PROBLEM STATEMENT:
Below are some records; work out how many of their lines contain "requirements" and give the number only.

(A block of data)

::::

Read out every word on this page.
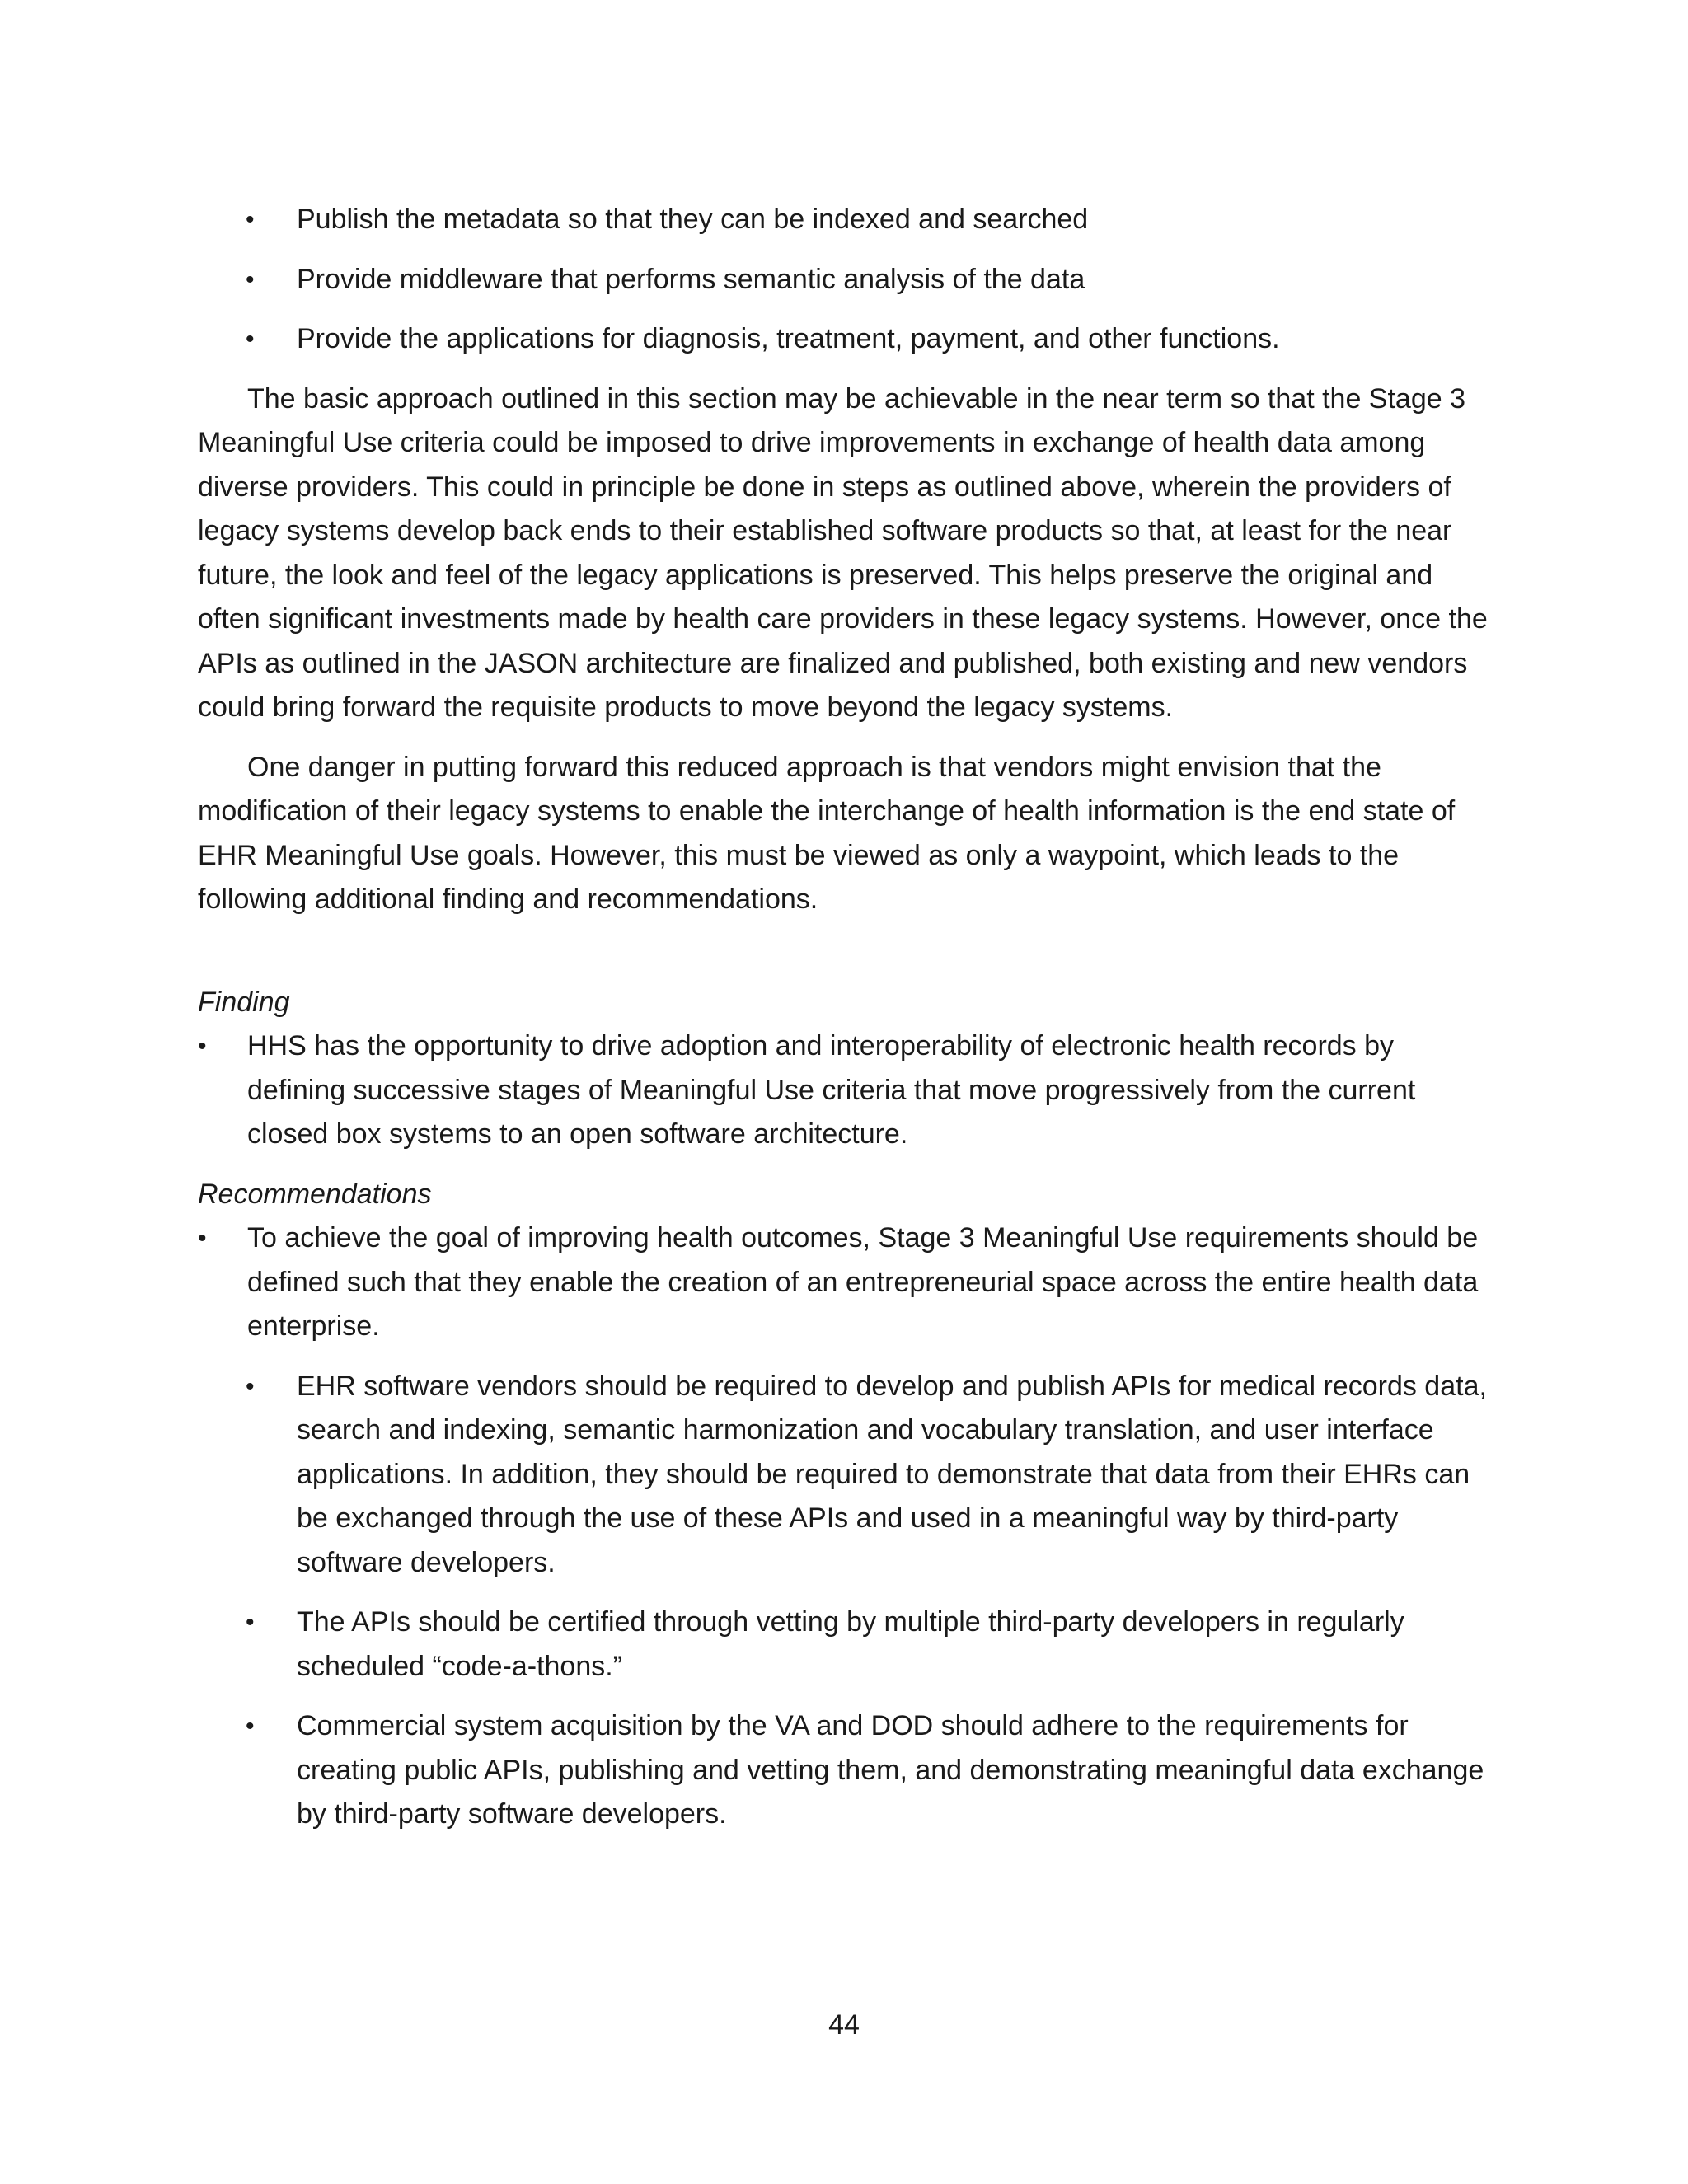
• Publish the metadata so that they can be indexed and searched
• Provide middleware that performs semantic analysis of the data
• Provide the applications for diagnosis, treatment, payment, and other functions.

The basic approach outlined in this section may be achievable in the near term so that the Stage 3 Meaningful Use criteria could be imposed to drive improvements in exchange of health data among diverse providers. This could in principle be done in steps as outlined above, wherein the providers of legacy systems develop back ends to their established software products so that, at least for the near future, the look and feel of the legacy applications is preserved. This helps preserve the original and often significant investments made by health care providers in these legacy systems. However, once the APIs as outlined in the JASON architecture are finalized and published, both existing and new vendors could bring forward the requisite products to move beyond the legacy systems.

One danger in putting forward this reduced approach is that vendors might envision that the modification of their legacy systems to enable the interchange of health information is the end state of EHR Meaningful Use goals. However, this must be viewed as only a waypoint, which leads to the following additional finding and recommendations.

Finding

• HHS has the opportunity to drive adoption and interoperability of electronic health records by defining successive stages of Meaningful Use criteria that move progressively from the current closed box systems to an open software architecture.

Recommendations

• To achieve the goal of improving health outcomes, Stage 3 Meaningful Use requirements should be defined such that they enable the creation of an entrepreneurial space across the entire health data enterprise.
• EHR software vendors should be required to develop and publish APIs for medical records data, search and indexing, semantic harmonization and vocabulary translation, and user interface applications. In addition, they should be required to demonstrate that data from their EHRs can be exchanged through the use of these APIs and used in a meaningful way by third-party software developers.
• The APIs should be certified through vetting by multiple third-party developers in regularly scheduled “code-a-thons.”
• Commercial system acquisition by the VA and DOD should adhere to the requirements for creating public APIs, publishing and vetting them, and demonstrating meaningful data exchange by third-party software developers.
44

::::

ANSWER:
2